- **Exercise requirements**
**1)** Can you summarize the passage on C. novyi-NT and brain hypoxia in two sentences?
**2)** Based on the passage on C. novyi-NT and brain hypoxia, what are the answers to these questions?
(a) What does white TTC staining indicate in the brain slices?
(b) What type of tumor appears beside the ischemic stroke in the sections shown in Figure 7?
(c) What two factors make complete surgical excision of GBM nearly always impossible?
**3)** Could you carry on the passage about C. novyi-NT and brain hypoxia, starting after its last sentence?

- **Provided text**
Figure 6: The intraluminal filament rat MCAO stroke model. (A) Structural diagram of the vascular structures in the rat brain. The monofilament was inserted into the internal carotid artery (ICA) and advanced to the origin of the MCA, as indicated by the thick red line. This resulted in an ischemic infarction in the MCA territory (grey line). (B) Photograph taking during MCAO microsurgery showing the placement of the 4-0 nylon filament. (C) Representative coronal brain slices were taken 24 h after focal ischemia. The ischemic brain is shown on the left: TTC-stained white color indicates the infarct lesion, and red color represents normal tissue. As a comparison, the normal brain (right) did not have any white regions upon TTC staining. Following, H&E staining of the same brain illustrated the pattern of ischemic damage. There was massive immunoreactivity for HIF-1α, a marker for hypoxia, in cells of the infarcted region. There was no immunoreactivity to HIF-1α in normal brain tissue (right).
To prove that a sufficient degree of hypoxic injury was achieved in the stoke model, sections were stained with HIF-1α via immunofluorescence. HIF-1α is a key component of the cells’ response to hypoxia, and the oxygen-labile HIF-1α protein is known to be induced in the central nervous system after focal ischemia caused by tumors or strokes . The numbers of HIF-1α positive cells in the necrotic regions of tumors and strokes were similar, while bacterial germination was only evident in the tumors (Fig. 7A).
Figure 7: C. novyi-NT germinates in tumor hypoxia but not in non-malignant hypoxic tissue. (A) Shown are sections of a brain with an ischemic stroke (left) and a F98 rat glioma (right). Both lesions, the stroke and brain tumor, have strong immunoreactivity for HIF-1α (red). However, despite the presence of C. novyi-NT spores (green, white arrow) in areas of the ischemic infarct, they did not germinate, as indicated by the absence of green staining. Spores in tumoral hypoxia were able to germinate (green) and co-localized with hypoxia-positive tumor cells. DAPI is shown in blue. (B) Consistent with the immunofluorescent data, PCR confirmed that vegetative bacteria were only present in the glioma but not in the infarct, although C. novyi-NT spores were found in both lesions.
Despite progress in the understanding, diagnosis and therapy of brain cancers, GBM remains a lethal disease. Complete surgical excision is nearly always impossible as a result of local infiltration and anatomical limitations, thus leading inevitably to tumor relapse . Attempts to target common genetic defects in GBM have failed to provide long-term survival and have not replaced non-targeted approaches with chemotherapy and radiation . Here, we investigated if spore-forming bacterium C. novyi-NT targeting the cancer’s hypoxia might be technically feasible and beneficial in preclinical models of GBM.

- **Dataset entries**
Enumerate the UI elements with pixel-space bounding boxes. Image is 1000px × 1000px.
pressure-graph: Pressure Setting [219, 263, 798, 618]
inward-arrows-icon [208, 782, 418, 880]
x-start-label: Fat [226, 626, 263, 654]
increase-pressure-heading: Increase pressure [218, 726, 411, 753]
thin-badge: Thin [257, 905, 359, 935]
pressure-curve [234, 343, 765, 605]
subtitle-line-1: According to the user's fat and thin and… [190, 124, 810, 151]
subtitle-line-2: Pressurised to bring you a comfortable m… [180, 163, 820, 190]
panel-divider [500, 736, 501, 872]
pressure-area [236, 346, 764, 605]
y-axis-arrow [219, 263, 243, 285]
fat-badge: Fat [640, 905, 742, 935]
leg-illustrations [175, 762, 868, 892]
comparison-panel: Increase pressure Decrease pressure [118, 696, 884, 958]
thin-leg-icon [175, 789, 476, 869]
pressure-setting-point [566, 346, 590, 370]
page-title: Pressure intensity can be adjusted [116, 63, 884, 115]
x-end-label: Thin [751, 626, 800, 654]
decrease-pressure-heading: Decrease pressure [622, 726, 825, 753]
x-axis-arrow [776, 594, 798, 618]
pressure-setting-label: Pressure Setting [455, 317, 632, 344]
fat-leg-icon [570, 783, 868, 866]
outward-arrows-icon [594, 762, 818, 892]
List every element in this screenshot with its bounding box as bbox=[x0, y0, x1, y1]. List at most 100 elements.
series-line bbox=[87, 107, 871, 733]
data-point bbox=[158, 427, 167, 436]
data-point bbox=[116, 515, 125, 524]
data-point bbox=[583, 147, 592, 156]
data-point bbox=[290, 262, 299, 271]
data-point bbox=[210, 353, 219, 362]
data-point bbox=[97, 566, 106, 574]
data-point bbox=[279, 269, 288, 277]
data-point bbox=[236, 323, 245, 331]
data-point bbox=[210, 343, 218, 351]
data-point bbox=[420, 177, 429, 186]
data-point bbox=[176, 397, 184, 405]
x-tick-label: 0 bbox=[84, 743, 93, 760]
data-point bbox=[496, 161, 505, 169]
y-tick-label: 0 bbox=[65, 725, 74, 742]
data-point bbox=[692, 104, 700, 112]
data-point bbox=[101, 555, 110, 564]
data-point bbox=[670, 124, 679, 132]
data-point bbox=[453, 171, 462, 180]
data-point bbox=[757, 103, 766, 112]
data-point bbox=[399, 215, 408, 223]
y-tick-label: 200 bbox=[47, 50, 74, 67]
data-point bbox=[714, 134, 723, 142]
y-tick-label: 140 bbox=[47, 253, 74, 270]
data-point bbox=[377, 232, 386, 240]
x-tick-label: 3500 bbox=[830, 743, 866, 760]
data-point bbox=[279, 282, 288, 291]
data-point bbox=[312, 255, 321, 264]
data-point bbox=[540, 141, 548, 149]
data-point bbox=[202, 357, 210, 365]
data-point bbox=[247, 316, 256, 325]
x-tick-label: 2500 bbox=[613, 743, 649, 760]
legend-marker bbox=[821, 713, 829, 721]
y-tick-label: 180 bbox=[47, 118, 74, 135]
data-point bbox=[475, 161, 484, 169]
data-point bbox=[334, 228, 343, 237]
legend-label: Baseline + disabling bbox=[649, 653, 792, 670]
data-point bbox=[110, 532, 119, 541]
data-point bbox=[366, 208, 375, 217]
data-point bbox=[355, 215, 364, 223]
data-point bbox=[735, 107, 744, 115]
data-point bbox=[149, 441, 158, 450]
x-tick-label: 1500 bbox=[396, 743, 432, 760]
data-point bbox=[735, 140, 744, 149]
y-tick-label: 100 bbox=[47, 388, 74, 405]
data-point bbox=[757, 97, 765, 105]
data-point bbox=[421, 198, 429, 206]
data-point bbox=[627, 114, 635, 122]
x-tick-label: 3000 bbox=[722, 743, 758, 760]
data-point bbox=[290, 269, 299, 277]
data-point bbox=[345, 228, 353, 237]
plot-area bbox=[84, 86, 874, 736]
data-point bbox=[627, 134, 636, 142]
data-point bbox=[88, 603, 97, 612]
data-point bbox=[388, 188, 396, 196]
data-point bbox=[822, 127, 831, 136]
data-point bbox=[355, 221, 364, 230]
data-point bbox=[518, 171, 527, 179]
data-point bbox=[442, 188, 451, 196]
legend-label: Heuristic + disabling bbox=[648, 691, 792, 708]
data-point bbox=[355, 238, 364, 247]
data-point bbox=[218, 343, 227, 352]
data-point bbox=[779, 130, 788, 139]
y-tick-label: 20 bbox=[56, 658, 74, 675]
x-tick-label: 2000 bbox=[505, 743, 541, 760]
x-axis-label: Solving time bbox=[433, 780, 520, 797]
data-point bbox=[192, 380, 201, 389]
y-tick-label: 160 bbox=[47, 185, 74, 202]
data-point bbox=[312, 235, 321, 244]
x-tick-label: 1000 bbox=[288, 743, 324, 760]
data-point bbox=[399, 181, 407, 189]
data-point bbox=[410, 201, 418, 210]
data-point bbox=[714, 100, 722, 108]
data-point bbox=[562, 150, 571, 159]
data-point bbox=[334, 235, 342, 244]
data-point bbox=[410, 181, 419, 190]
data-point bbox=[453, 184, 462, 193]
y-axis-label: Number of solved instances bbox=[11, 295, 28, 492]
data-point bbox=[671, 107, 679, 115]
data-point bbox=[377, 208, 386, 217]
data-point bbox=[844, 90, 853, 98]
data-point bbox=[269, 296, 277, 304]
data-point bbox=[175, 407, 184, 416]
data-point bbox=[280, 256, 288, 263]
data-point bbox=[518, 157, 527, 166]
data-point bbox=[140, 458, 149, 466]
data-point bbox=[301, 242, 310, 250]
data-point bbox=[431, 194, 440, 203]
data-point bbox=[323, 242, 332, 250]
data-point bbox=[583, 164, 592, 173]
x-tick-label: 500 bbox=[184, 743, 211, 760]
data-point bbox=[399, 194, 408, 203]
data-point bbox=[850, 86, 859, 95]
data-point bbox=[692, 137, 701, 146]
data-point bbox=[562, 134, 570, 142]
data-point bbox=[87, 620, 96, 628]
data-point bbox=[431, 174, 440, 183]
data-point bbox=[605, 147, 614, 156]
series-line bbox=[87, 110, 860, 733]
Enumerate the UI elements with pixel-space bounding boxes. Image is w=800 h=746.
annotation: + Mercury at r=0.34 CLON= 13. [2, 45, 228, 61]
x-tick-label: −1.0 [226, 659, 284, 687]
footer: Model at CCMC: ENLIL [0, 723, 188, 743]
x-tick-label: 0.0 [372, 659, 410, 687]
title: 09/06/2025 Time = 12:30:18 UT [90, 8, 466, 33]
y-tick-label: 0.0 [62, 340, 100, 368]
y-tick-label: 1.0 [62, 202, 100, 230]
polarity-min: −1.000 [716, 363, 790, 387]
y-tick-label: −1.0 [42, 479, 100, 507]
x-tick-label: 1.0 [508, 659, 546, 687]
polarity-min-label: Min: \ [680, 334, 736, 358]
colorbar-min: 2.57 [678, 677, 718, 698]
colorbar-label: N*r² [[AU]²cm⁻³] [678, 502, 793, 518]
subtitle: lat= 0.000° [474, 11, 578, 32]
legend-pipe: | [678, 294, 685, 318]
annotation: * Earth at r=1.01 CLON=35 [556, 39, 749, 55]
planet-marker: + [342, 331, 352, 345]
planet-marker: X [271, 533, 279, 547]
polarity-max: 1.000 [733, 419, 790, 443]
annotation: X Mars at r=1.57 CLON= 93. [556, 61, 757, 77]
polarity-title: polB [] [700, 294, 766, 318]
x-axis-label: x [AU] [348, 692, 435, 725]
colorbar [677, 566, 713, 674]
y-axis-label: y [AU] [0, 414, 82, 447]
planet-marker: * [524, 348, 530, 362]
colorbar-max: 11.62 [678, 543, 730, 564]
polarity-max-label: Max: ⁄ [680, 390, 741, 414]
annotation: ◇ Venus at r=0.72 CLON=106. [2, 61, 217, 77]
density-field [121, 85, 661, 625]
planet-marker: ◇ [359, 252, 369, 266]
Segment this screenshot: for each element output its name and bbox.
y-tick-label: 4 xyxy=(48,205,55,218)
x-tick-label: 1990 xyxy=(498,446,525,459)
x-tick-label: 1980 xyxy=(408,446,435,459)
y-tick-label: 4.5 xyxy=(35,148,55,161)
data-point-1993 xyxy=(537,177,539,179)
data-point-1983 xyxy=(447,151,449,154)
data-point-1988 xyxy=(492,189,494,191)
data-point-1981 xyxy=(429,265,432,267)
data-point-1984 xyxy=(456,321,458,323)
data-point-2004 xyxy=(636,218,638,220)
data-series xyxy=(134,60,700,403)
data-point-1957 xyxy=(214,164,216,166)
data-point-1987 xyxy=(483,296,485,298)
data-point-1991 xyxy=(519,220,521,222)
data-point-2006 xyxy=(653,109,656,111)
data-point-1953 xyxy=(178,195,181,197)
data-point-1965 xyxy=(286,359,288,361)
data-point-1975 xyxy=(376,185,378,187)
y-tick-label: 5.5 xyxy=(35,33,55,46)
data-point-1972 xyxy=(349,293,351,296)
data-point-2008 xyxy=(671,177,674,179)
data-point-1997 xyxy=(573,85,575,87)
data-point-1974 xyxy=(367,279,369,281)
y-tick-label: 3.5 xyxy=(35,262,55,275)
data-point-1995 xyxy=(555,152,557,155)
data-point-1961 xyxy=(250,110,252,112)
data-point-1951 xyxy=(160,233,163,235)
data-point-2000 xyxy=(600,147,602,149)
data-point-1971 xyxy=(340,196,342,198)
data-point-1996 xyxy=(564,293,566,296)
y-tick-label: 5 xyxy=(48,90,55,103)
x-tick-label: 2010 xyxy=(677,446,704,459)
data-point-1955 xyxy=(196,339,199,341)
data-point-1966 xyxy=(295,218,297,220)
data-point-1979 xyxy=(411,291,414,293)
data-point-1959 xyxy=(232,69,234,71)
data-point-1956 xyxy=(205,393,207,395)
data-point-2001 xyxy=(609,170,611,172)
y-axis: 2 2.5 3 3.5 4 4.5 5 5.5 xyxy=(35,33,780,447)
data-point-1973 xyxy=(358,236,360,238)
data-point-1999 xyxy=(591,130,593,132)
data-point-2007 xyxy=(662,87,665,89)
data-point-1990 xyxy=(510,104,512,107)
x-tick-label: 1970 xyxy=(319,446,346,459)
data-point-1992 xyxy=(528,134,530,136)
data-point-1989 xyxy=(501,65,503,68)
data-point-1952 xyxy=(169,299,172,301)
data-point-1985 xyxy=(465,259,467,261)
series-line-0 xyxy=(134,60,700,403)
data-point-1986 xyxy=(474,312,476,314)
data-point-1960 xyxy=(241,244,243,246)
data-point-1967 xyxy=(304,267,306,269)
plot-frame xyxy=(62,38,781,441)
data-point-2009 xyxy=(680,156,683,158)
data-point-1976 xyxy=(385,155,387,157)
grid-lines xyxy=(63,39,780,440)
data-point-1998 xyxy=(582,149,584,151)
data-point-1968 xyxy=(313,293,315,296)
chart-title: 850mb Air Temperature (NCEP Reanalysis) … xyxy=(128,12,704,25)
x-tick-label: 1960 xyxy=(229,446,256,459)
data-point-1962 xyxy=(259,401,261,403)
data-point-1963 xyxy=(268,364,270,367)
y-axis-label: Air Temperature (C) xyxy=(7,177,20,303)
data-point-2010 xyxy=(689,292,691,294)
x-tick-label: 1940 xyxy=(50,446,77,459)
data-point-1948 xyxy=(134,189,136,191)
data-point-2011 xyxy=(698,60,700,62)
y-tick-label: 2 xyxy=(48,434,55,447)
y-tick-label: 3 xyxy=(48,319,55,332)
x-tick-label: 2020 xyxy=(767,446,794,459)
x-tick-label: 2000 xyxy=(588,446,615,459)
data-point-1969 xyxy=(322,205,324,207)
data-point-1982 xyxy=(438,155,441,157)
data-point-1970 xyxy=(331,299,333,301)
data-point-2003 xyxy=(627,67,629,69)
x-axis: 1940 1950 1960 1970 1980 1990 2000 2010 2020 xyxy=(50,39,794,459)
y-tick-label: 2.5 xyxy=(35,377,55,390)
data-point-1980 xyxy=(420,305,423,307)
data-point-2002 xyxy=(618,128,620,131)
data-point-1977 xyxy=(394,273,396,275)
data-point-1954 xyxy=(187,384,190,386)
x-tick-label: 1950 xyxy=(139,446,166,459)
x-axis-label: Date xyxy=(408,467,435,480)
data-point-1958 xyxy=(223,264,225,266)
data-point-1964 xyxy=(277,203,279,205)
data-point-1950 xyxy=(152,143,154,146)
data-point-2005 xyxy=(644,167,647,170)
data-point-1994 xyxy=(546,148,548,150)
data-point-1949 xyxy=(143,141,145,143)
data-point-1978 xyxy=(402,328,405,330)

- **Numbered responses**
**1)** In a rat stroke model made by advancing a nylon filament to the origin of the MCA, TTC, H&E, and HIF-1α staining showed an infarct with strong hypoxia, and the number of HIF-1α positive cells was similar to that in the necrotic regions of tumors. C. novyi-NT spores were present in both lesions but germinated only in the F98 glioma, as immunofluorescence and PCR confirmed, and the authors investigated whether the bacterium could feasibly and beneficially target hypoxia in preclinical models of GBM, which remains a lethal disease.

**2)**
(a) The infarct lesion.
(b) An F98 rat glioma.
(c) Local infiltration and anatomical limitations.

**3)**
Hypoxia is a critical aspect of glioblastoma biology and the development of resistance to chemotherapy and radiotherapy . Though this hypoxic state represents a major therapeutic challenge, it also provides a potential opportunity. Anaerobic bacteria have evolved to thrive in the hypoxic environment and fortuitously some possess several key features that make them ideal anti-tumor agents . The toxin-deleted strain C. novyi-NT appears to be particularly promising because: 1) bacteria germinate specifically in tumor-generated hypoxia but not in hypoxia generated by stroke (Fig. 6) or myocardial infarctions , (2) cytotoxicity is limited to the tumor while sparing adjacent normal tissues, and (3) vegetative C. novyi-NT are highly mobile, rapidly infecting the entire tumor. A single intravenous injection of C. novyi-NT spores into glioma-bearing rats resulted in florid germination C. novyi-NT’s tumor-specificity is probably a result of the fact that hypoxia-driven necrosis in cancers may generate a steeper oxygen pressure gradient (dynamic hypoxia) compared to infarcted tissues (static hypoxia) with higher oxygen pressures .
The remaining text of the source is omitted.